◆ **Data section**

###

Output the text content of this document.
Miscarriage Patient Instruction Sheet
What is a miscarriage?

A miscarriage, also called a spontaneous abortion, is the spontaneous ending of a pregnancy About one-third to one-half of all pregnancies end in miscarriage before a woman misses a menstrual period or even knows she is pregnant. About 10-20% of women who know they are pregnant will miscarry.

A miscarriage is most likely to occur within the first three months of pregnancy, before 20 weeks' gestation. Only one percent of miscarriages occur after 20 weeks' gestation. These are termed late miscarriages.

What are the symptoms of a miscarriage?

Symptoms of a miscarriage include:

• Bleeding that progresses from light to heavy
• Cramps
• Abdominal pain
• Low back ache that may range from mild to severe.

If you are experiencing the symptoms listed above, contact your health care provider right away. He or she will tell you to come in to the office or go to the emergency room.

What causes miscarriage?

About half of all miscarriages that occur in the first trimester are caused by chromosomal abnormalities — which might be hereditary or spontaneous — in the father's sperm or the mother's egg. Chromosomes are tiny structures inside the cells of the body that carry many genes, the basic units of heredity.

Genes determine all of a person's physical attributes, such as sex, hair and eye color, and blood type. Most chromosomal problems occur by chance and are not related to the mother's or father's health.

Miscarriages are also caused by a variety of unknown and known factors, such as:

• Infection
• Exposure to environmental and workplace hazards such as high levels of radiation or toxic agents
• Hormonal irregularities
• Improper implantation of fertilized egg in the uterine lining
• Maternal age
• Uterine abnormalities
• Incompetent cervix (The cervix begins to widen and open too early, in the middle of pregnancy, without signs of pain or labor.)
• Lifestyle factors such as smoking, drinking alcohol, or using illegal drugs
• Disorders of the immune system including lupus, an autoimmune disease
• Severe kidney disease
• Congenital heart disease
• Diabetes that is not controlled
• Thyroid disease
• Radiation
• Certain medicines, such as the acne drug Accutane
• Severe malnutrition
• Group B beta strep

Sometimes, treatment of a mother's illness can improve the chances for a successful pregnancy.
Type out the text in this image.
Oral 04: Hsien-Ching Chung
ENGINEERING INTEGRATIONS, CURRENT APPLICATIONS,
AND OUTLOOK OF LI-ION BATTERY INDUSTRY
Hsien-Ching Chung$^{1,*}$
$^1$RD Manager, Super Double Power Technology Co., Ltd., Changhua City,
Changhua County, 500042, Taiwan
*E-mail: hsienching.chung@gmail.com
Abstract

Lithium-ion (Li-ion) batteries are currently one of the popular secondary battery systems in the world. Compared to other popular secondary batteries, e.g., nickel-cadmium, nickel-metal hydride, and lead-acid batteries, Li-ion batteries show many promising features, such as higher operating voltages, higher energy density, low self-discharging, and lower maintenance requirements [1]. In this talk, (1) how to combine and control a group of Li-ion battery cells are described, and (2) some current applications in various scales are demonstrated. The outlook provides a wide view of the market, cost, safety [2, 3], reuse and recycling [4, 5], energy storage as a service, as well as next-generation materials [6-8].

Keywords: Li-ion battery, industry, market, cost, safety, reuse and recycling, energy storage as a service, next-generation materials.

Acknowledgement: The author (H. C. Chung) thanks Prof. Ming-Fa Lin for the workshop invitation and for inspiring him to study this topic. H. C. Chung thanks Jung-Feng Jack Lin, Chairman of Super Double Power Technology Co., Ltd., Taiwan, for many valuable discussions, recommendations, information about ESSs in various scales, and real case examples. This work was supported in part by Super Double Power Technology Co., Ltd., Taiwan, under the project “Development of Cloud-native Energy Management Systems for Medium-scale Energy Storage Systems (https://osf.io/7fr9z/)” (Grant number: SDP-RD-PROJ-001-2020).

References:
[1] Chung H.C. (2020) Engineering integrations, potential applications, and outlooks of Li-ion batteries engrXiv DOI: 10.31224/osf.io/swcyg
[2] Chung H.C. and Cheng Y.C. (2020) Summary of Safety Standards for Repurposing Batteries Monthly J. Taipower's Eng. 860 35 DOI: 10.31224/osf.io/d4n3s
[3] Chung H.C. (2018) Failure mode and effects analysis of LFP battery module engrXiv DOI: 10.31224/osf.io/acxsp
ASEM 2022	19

###

◆ **Task objective**
Could you copy every record above exactly as it appears?

◆ **Finished exercise**
Output the text content of this document.
Miscarriage Patient Instruction Sheet
What is a miscarriage?

A miscarriage, also called a spontaneous abortion, is the spontaneous ending of a pregnancy About one-third to one-half of all pregnancies end in miscarriage before a woman misses a menstrual period or even knows she is pregnant. About 10-20% of women who know they are pregnant will miscarry.

A miscarriage is most likely to occur within the first three months of pregnancy, before 20 weeks' gestation. Only one percent of miscarriages occur after 20 weeks' gestation. These are termed late miscarriages.

What are the symptoms of a miscarriage?

Symptoms of a miscarriage include:

• Bleeding that progresses from light to heavy
• Cramps
• Abdominal pain
• Low back ache that may range from mild to severe.

If you are experiencing the symptoms listed above, contact your health care provider right away. He or she will tell you to come in to the office or go to the emergency room.

What causes miscarriage?

About half of all miscarriages that occur in the first trimester are caused by chromosomal abnormalities — which might be hereditary or spontaneous — in the father's sperm or the mother's egg. Chromosomes are tiny structures inside the cells of the body that carry many genes, the basic units of heredity.

Genes determine all of a person's physical attributes, such as sex, hair and eye color, and blood type. Most chromosomal problems occur by chance and are not related to the mother's or father's health.

Miscarriages are also caused by a variety of unknown and known factors, such as:

• Infection
• Exposure to environmental and workplace hazards such as high levels of radiation or toxic agents
• Hormonal irregularities
• Improper implantation of fertilized egg in the uterine lining
• Maternal age
• Uterine abnormalities
• Incompetent cervix (The cervix begins to widen and open too early, in the middle of pregnancy, without signs of pain or labor.)
• Lifestyle factors such as smoking, drinking alcohol, or using illegal drugs
• Disorders of the immune system including lupus, an autoimmune disease
• Severe kidney disease
• Congenital heart disease
• Diabetes that is not controlled
• Thyroid disease
• Radiation
• Certain medicines, such as the acne drug Accutane
• Severe malnutrition
• Group B beta strep

Sometimes, treatment of a mother's illness can improve the chances for a successful pregnancy.
Type out the text in this image.
Oral 04: Hsien-Ching Chung
ENGINEERING INTEGRATIONS, CURRENT APPLICATIONS,
AND OUTLOOK OF LI-ION BATTERY INDUSTRY
Hsien-Ching Chung$^{1,*}$
$^1$RD Manager, Super Double Power Technology Co., Ltd., Changhua City,
Changhua County, 500042, Taiwan
*E-mail: hsienching.chung@gmail.com
Abstract

Lithium-ion (Li-ion) batteries are currently one of the popular secondary battery systems in the world. Compared to other popular secondary batteries, e.g., nickel-cadmium, nickel-metal hydride, and lead-acid batteries, Li-ion batteries show many promising features, such as higher operating voltages, higher energy density, low self-discharging, and lower maintenance requirements [1]. In this talk, (1) how to combine and control a group of Li-ion battery cells are described, and (2) some current applications in various scales are demonstrated. The outlook provides a wide view of the market, cost, safety [2, 3], reuse and recycling [4, 5], energy storage as a service, as well as next-generation materials [6-8].

Keywords: Li-ion battery, industry, market, cost, safety, reuse and recycling, energy storage as a service, next-generation materials.

Acknowledgement: The author (H. C. Chung) thanks Prof. Ming-Fa Lin for the workshop invitation and for inspiring him to study this topic. H. C. Chung thanks Jung-Feng Jack Lin, Chairman of Super Double Power Technology Co., Ltd., Taiwan, for many valuable discussions, recommendations, information about ESSs in various scales, and real case examples. This work was supported in part by Super Double Power Technology Co., Ltd., Taiwan, under the project “Development of Cloud-native Energy Management Systems for Medium-scale Energy Storage Systems (https://osf.io/7fr9z/)” (Grant number: SDP-RD-PROJ-001-2020).

References:
[1] Chung H.C. (2020) Engineering integrations, potential applications, and outlooks of Li-ion batteries engrXiv DOI: 10.31224/osf.io/swcyg
[2] Chung H.C. and Cheng Y.C. (2020) Summary of Safety Standards for Repurposing Batteries Monthly J. Taipower's Eng. 860 35 DOI: 10.31224/osf.io/d4n3s
[3] Chung H.C. (2018) Failure mode and effects analysis of LFP battery module engrXiv DOI: 10.31224/osf.io/acxsp
ASEM 2022	19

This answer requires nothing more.